Begin
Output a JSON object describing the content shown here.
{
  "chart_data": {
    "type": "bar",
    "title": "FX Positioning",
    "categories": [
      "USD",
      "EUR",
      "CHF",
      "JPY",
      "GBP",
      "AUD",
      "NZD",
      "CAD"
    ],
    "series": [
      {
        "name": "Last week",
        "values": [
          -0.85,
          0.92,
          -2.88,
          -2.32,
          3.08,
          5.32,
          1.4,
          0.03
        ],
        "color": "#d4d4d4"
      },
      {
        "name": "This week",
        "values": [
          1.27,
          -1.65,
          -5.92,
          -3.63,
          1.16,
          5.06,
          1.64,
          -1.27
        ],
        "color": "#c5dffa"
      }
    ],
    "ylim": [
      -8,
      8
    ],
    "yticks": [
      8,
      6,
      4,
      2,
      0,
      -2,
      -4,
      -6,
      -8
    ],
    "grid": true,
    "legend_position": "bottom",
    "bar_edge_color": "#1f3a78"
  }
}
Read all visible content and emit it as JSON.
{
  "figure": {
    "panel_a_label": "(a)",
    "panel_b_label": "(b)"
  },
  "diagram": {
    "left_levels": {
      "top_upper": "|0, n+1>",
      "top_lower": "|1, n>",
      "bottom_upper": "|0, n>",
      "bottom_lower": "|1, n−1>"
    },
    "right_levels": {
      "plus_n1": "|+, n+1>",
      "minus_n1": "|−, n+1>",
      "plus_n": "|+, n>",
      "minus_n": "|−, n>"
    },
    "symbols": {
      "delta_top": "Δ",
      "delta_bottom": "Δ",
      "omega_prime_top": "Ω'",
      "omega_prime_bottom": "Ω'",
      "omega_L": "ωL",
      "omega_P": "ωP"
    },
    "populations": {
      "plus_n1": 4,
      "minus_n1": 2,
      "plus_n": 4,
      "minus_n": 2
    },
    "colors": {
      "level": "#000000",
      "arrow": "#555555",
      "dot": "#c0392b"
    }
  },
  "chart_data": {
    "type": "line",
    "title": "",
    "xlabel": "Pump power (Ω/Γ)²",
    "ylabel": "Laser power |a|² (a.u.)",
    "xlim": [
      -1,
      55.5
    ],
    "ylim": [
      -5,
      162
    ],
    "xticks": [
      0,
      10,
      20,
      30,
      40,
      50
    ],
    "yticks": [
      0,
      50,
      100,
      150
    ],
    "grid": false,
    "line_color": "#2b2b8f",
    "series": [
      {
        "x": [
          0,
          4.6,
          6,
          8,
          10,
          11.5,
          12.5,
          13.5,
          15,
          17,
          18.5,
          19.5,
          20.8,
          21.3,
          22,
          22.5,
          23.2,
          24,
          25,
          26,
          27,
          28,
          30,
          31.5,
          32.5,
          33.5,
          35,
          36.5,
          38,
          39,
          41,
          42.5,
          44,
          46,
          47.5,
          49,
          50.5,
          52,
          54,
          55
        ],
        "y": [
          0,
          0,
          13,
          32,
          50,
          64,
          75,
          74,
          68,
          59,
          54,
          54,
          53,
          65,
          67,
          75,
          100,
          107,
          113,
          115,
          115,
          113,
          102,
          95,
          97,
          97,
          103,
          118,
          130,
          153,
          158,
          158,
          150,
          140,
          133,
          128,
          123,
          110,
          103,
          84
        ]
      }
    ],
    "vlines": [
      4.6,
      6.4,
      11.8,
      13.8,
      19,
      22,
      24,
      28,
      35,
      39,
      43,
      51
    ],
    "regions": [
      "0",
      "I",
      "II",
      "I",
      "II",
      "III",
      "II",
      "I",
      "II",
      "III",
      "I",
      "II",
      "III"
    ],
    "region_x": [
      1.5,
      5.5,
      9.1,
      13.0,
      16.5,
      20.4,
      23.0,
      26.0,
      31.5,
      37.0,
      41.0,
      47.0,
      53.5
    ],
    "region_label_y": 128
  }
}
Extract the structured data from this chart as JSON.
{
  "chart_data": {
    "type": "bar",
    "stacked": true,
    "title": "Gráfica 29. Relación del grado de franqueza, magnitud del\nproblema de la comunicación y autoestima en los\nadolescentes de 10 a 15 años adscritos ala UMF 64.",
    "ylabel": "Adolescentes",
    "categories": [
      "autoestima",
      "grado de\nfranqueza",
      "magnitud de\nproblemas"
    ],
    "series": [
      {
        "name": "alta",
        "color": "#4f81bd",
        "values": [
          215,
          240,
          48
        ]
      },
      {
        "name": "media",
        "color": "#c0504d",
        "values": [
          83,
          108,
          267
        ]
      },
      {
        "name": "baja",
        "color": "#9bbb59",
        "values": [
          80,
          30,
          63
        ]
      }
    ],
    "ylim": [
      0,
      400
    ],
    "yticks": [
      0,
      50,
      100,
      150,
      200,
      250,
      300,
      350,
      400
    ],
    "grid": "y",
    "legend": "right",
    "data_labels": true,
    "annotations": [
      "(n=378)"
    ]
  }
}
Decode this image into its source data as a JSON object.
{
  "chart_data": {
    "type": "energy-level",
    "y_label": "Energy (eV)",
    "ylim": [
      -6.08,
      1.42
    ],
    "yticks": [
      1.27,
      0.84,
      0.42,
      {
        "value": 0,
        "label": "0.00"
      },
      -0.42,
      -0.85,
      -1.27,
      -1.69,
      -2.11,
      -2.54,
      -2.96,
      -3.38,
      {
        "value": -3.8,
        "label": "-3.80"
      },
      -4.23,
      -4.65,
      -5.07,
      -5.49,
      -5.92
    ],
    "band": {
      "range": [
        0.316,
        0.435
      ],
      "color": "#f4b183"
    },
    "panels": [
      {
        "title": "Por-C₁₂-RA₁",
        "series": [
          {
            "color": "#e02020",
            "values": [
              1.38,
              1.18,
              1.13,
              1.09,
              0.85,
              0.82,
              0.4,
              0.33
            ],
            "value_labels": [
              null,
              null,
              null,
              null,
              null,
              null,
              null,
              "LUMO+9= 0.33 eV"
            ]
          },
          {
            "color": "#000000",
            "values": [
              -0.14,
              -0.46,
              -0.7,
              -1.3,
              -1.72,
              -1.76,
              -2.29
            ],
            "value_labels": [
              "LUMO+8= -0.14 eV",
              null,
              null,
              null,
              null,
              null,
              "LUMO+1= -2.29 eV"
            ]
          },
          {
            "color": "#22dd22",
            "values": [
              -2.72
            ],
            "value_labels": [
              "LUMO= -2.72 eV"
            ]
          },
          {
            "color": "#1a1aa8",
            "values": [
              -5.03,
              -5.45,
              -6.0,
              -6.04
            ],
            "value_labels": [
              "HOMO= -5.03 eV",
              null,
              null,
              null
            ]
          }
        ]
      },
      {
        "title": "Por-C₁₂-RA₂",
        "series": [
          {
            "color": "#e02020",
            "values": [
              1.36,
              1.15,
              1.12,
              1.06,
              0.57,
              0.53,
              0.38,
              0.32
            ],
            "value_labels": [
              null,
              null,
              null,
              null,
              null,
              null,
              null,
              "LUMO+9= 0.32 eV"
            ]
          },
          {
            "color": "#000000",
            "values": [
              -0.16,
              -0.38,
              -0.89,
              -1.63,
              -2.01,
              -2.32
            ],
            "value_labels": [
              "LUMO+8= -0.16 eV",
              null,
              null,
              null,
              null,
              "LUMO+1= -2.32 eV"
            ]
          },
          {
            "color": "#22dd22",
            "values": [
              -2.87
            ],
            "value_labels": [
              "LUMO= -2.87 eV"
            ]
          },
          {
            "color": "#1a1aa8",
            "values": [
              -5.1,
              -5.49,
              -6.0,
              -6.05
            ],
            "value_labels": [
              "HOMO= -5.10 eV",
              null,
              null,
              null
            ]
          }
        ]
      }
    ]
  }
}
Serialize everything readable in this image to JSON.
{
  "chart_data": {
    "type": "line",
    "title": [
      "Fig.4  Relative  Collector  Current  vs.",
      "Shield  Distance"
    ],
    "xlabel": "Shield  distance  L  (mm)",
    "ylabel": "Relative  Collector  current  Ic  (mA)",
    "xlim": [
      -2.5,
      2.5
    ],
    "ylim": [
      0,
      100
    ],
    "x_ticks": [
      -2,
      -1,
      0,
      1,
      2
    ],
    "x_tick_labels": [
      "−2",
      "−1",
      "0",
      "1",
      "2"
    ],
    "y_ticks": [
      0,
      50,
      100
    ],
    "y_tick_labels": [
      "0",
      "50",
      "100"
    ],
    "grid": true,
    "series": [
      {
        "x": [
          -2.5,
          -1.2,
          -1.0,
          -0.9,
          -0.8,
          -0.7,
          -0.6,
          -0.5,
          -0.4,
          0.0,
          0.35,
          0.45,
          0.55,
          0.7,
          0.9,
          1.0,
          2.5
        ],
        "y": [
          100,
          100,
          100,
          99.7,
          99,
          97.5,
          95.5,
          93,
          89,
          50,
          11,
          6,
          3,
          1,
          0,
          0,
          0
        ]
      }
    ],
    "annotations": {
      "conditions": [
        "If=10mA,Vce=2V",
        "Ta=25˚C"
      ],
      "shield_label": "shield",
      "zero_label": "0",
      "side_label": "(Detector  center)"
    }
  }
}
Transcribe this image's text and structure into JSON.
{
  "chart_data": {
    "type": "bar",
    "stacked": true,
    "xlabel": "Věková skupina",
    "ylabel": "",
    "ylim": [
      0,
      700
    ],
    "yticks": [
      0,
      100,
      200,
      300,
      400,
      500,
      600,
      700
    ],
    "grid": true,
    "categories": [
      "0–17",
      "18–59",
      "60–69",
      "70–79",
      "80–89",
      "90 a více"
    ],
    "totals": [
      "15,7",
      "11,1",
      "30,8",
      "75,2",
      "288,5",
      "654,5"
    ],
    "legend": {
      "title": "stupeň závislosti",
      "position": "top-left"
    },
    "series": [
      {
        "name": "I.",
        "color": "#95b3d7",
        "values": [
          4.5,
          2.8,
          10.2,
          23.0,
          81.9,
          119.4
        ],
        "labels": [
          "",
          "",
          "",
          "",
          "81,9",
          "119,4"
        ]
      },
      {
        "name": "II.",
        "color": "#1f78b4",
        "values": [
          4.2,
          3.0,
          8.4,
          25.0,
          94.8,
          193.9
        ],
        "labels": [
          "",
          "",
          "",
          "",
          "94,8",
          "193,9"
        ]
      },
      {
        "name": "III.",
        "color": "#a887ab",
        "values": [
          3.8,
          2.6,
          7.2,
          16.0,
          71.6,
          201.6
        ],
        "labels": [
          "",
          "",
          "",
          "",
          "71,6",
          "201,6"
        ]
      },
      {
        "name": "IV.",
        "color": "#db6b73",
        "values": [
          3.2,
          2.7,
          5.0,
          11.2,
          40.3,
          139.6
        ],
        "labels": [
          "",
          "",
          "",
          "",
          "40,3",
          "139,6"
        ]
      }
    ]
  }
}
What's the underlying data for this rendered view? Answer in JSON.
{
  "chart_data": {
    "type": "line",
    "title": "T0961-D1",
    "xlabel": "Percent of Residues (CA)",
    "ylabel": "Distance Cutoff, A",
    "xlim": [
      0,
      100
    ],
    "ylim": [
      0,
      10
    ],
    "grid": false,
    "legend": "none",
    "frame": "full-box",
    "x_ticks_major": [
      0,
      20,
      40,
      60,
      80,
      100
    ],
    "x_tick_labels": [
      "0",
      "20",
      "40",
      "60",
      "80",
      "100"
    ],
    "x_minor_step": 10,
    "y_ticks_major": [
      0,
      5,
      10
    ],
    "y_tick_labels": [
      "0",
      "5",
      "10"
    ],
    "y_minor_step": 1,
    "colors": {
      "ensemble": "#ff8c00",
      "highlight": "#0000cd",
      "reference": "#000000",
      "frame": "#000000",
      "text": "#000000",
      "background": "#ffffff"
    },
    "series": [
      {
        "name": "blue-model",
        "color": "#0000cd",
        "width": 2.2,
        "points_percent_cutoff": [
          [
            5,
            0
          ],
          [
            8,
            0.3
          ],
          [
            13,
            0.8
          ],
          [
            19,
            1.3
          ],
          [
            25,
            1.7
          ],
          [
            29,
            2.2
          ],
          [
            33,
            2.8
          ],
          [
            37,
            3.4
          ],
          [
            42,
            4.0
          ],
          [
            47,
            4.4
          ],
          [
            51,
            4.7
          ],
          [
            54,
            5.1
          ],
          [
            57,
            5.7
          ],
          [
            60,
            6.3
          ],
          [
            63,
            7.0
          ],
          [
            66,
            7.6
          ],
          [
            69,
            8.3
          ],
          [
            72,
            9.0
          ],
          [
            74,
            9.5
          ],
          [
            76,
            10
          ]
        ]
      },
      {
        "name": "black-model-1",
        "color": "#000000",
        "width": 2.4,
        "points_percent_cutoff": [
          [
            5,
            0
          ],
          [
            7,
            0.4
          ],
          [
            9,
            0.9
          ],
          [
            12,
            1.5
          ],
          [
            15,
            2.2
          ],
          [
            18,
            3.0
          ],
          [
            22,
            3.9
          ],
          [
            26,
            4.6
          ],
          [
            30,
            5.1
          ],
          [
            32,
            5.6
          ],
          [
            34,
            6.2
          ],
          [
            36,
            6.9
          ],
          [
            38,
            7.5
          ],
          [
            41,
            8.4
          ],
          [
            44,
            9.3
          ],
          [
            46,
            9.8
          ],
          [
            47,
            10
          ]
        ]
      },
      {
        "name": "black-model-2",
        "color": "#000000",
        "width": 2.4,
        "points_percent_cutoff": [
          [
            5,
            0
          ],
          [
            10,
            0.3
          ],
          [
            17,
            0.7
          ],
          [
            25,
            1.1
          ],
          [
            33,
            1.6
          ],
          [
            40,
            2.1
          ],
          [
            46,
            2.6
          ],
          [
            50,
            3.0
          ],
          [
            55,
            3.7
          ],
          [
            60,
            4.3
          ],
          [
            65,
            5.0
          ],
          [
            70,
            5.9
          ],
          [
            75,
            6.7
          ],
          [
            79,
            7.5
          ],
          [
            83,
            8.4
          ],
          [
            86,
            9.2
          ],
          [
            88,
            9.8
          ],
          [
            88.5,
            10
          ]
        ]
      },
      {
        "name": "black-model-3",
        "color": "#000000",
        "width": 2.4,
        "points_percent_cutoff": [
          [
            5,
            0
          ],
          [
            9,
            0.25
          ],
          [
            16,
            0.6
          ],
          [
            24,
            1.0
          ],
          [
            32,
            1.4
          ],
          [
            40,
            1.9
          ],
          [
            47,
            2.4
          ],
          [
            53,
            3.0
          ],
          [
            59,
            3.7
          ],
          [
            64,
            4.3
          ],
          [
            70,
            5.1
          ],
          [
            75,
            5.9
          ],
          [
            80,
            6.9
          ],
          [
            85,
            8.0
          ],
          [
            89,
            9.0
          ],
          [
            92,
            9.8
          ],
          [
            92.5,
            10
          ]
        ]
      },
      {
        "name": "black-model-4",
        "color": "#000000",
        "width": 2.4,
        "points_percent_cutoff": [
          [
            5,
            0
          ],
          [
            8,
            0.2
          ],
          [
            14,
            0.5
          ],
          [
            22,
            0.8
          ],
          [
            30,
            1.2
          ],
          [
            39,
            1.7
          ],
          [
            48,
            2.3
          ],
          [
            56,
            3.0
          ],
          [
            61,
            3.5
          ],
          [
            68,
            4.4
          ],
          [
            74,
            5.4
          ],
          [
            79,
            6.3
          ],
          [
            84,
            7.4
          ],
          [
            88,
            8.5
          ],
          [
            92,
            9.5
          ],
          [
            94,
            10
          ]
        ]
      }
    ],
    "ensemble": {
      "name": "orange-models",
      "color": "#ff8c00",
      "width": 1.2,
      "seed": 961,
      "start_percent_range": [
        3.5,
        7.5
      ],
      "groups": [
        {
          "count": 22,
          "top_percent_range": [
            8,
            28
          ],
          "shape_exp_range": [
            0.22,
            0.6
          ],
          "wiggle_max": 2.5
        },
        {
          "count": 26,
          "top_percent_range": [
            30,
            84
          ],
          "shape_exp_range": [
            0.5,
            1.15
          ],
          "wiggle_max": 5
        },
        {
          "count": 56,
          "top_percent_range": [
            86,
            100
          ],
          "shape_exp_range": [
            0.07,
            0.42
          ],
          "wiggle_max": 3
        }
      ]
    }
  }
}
End
PROBLEM DETAILS:
Copy every line of the data that holds the string "Collector".

EXERCISE ANSWER:
      "Fig.4  Relative  Collector  Current  vs.",
    "ylabel": "Relative  Collector  current  Ic  (mA)",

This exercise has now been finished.